▶ [REQUIRED WORK] Retype the material word for word.

▶ [DATA ROWS]

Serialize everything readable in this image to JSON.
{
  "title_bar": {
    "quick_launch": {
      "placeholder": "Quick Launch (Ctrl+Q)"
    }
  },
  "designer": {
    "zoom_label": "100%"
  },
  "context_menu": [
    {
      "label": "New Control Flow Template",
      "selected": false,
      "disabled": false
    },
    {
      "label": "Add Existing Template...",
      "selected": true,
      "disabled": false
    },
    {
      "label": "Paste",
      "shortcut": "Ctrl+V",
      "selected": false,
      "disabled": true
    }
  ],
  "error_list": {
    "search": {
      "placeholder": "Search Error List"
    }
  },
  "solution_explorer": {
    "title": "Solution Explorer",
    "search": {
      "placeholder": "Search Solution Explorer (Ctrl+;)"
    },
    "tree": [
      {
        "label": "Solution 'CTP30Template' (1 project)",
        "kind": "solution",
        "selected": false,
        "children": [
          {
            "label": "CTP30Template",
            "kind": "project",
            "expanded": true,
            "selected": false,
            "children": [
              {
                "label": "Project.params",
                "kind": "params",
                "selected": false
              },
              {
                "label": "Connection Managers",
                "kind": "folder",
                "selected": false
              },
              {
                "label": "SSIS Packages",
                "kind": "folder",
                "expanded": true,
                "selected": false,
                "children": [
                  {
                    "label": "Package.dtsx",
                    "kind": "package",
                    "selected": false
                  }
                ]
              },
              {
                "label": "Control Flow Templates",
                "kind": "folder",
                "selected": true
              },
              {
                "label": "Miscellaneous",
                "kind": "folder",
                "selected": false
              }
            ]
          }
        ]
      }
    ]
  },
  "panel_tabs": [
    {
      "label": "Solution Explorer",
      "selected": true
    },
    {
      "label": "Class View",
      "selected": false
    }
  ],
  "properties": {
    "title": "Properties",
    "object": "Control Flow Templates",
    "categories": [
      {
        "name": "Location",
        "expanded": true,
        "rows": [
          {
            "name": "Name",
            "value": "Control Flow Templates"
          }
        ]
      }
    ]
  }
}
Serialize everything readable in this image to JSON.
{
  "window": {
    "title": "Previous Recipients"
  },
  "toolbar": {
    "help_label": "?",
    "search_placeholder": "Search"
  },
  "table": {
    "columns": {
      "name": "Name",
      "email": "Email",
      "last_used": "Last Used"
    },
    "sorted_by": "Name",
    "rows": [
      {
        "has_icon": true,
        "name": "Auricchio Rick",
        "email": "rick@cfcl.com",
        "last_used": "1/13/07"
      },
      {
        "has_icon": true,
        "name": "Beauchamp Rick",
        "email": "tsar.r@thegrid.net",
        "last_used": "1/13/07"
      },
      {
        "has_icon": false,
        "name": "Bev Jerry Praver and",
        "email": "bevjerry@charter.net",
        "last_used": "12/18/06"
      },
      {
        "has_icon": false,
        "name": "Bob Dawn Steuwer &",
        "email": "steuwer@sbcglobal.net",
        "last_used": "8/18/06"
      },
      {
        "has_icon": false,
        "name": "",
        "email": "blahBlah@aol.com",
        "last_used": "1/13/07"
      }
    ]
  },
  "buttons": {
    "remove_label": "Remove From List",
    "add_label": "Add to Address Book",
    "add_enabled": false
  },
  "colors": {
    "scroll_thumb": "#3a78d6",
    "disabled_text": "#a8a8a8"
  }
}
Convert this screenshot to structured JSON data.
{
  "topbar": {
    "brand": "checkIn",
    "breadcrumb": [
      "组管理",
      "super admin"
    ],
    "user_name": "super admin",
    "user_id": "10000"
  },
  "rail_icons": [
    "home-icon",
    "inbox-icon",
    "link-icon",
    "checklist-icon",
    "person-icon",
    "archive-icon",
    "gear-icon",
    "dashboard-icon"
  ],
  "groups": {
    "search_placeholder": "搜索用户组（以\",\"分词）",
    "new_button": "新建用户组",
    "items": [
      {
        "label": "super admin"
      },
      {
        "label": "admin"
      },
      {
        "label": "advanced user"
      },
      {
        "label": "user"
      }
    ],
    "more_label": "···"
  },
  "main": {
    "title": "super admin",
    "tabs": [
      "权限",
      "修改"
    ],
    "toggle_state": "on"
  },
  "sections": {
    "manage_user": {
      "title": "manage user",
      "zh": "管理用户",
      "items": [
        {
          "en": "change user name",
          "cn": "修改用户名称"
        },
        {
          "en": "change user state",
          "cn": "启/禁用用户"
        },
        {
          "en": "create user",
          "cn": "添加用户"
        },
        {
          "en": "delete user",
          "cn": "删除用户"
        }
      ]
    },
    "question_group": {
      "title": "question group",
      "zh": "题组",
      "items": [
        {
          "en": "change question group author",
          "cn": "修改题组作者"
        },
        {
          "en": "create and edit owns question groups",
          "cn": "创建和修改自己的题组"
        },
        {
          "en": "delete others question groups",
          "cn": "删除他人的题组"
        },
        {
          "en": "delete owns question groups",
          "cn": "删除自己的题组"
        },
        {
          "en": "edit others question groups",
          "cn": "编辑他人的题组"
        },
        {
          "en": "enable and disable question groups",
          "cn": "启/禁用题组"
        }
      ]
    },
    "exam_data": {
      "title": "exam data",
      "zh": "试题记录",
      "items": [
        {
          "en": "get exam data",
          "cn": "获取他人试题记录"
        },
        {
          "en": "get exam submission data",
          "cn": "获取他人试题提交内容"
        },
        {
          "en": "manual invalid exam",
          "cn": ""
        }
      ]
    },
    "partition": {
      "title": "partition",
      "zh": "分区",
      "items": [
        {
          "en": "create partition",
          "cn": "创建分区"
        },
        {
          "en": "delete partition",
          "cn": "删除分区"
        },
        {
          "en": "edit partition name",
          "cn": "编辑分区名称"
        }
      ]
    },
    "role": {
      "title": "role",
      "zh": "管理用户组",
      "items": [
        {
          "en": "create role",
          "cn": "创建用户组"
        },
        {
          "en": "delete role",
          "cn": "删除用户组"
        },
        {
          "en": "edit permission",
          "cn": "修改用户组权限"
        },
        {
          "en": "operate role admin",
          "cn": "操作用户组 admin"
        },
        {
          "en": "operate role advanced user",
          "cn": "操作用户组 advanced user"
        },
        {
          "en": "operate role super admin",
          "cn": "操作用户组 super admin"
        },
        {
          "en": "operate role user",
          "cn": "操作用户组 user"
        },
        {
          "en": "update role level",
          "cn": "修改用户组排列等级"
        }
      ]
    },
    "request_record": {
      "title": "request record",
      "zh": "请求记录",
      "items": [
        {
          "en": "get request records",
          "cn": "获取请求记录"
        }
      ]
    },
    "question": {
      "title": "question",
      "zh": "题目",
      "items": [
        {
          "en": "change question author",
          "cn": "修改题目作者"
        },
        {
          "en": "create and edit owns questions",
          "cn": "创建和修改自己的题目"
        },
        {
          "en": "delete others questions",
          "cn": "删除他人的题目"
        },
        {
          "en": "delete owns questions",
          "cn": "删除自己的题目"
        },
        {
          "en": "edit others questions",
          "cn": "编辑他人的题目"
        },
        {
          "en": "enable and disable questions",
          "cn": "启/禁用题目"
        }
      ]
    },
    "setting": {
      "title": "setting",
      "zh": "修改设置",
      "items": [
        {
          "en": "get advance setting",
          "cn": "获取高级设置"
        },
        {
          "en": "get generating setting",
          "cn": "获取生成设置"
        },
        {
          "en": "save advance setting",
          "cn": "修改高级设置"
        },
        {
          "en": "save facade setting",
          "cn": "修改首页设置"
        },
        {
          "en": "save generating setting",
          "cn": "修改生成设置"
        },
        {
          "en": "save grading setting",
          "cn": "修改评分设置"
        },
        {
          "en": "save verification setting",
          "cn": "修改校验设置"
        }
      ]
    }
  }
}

▶ [THE RESULT]
Serialize everything readable in this image to JSON.
{
  "title_bar": {
    "quick_launch": {
      "placeholder": "Quick Launch (Ctrl+Q)"
    }
  },
  "designer": {
    "zoom_label": "100%"
  },
  "context_menu": [
    {
      "label": "New Control Flow Template",
      "selected": false,
      "disabled": false
    },
    {
      "label": "Add Existing Template...",
      "selected": true,
      "disabled": false
    },
    {
      "label": "Paste",
      "shortcut": "Ctrl+V",
      "selected": false,
      "disabled": true
    }
  ],
  "error_list": {
    "search": {
      "placeholder": "Search Error List"
    }
  },
  "solution_explorer": {
    "title": "Solution Explorer",
    "search": {
      "placeholder": "Search Solution Explorer (Ctrl+;)"
    },
    "tree": [
      {
        "label": "Solution 'CTP30Template' (1 project)",
        "kind": "solution",
        "selected": false,
        "children": [
          {
            "label": "CTP30Template",
            "kind": "project",
            "expanded": true,
            "selected": false,
            "children": [
              {
                "label": "Project.params",
                "kind": "params",
                "selected": false
              },
              {
                "label": "Connection Managers",
                "kind": "folder",
                "selected": false
              },
              {
                "label": "SSIS Packages",
                "kind": "folder",
                "expanded": true,
                "selected": false,
                "children": [
                  {
                    "label": "Package.dtsx",
                    "kind": "package",
                    "selected": false
                  }
                ]
              },
              {
                "label": "Control Flow Templates",
                "kind": "folder",
                "selected": true
              },
              {
                "label": "Miscellaneous",
                "kind": "folder",
                "selected": false
              }
            ]
          }
        ]
      }
    ]
  },
  "panel_tabs": [
    {
      "label": "Solution Explorer",
      "selected": true
    },
    {
      "label": "Class View",
      "selected": false
    }
  ],
  "properties": {
    "title": "Properties",
    "object": "Control Flow Templates",
    "categories": [
      {
        "name": "Location",
        "expanded": true,
        "rows": [
          {
            "name": "Name",
            "value": "Control Flow Templates"
          }
        ]
      }
    ]
  }
}
Serialize everything readable in this image to JSON.
{
  "window": {
    "title": "Previous Recipients"
  },
  "toolbar": {
    "help_label": "?",
    "search_placeholder": "Search"
  },
  "table": {
    "columns": {
      "name": "Name",
      "email": "Email",
      "last_used": "Last Used"
    },
    "sorted_by": "Name",
    "rows": [
      {
        "has_icon": true,
        "name": "Auricchio Rick",
        "email": "rick@cfcl.com",
        "last_used": "1/13/07"
      },
      {
        "has_icon": true,
        "name": "Beauchamp Rick",
        "email": "tsar.r@thegrid.net",
        "last_used": "1/13/07"
      },
      {
        "has_icon": false,
        "name": "Bev Jerry Praver and",
        "email": "bevjerry@charter.net",
        "last_used": "12/18/06"
      },
      {
        "has_icon": false,
        "name": "Bob Dawn Steuwer &",
        "email": "steuwer@sbcglobal.net",
        "last_used": "8/18/06"
      },
      {
        "has_icon": false,
        "name": "",
        "email": "blahBlah@aol.com",
        "last_used": "1/13/07"
      }
    ]
  },
  "buttons": {
    "remove_label": "Remove From List",
    "add_label": "Add to Address Book",
    "add_enabled": false
  },
  "colors": {
    "scroll_thumb": "#3a78d6",
    "disabled_text": "#a8a8a8"
  }
}
Convert this screenshot to structured JSON data.
{
  "topbar": {
    "brand": "checkIn",
    "breadcrumb": [
      "组管理",
      "super admin"
    ],
    "user_name": "super admin",
    "user_id": "10000"
  },
  "rail_icons": [
    "home-icon",
    "inbox-icon",
    "link-icon",
    "checklist-icon",
    "person-icon",
    "archive-icon",
    "gear-icon",
    "dashboard-icon"
  ],
  "groups": {
    "search_placeholder": "搜索用户组（以\",\"分词）",
    "new_button": "新建用户组",
    "items": [
      {
        "label": "super admin"
      },
      {
        "label": "admin"
      },
      {
        "label": "advanced user"
      },
      {
        "label": "user"
      }
    ],
    "more_label": "···"
  },
  "main": {
    "title": "super admin",
    "tabs": [
      "权限",
      "修改"
    ],
    "toggle_state": "on"
  },
  "sections": {
    "manage_user": {
      "title": "manage user",
      "zh": "管理用户",
      "items": [
        {
          "en": "change user name",
          "cn": "修改用户名称"
        },
        {
          "en": "change user state",
          "cn": "启/禁用用户"
        },
        {
          "en": "create user",
          "cn": "添加用户"
        },
        {
          "en": "delete user",
          "cn": "删除用户"
        }
      ]
    },
    "question_group": {
      "title": "question group",
      "zh": "题组",
      "items": [
        {
          "en": "change question group author",
          "cn": "修改题组作者"
        },
        {
          "en": "create and edit owns question groups",
          "cn": "创建和修改自己的题组"
        },
        {
          "en": "delete others question groups",
          "cn": "删除他人的题组"
        },
        {
          "en": "delete owns question groups",
          "cn": "删除自己的题组"
        },
        {
          "en": "edit others question groups",
          "cn": "编辑他人的题组"
        },
        {
          "en": "enable and disable question groups",
          "cn": "启/禁用题组"
        }
      ]
    },
    "exam_data": {
      "title": "exam data",
      "zh": "试题记录",
      "items": [
        {
          "en": "get exam data",
          "cn": "获取他人试题记录"
        },
        {
          "en": "get exam submission data",
          "cn": "获取他人试题提交内容"
        },
        {
          "en": "manual invalid exam",
          "cn": ""
        }
      ]
    },
    "partition": {
      "title": "partition",
      "zh": "分区",
      "items": [
        {
          "en": "create partition",
          "cn": "创建分区"
        },
        {
          "en": "delete partition",
          "cn": "删除分区"
        },
        {
          "en": "edit partition name",
          "cn": "编辑分区名称"
        }
      ]
    },
    "role": {
      "title": "role",
      "zh": "管理用户组",
      "items": [
        {
          "en": "create role",
          "cn": "创建用户组"
        },
        {
          "en": "delete role",
          "cn": "删除用户组"
        },
        {
          "en": "edit permission",
          "cn": "修改用户组权限"
        },
        {
          "en": "operate role admin",
          "cn": "操作用户组 admin"
        },
        {
          "en": "operate role advanced user",
          "cn": "操作用户组 advanced user"
        },
        {
          "en": "operate role super admin",
          "cn": "操作用户组 super admin"
        },
        {
          "en": "operate role user",
          "cn": "操作用户组 user"
        },
        {
          "en": "update role level",
          "cn": "修改用户组排列等级"
        }
      ]
    },
    "request_record": {
      "title": "request record",
      "zh": "请求记录",
      "items": [
        {
          "en": "get request records",
          "cn": "获取请求记录"
        }
      ]
    },
    "question": {
      "title": "question",
      "zh": "题目",
      "items": [
        {
          "en": "change question author",
          "cn": "修改题目作者"
        },
        {
          "en": "create and edit owns questions",
          "cn": "创建和修改自己的题目"
        },
        {
          "en": "delete others questions",
          "cn": "删除他人的题目"
        },
        {
          "en": "delete owns questions",
          "cn": "删除自己的题目"
        },
        {
          "en": "edit others questions",
          "cn": "编辑他人的题目"
        },
        {
          "en": "enable and disable questions",
          "cn": "启/禁用题目"
        }
      ]
    },
    "setting": {
      "title": "setting",
      "zh": "修改设置",
      "items": [
        {
          "en": "get advance setting",
          "cn": "获取高级设置"
        },
        {
          "en": "get generating setting",
          "cn": "获取生成设置"
        },
        {
          "en": "save advance setting",
          "cn": "修改高级设置"
        },
        {
          "en": "save facade setting",
          "cn": "修改首页设置"
        },
        {
          "en": "save generating setting",
          "cn": "修改生成设置"
        },
        {
          "en": "save grading setting",
          "cn": "修改评分设置"
        },
        {
          "en": "save verification setting",
          "cn": "修改校验设置"
        }
      ]
    }
  }
}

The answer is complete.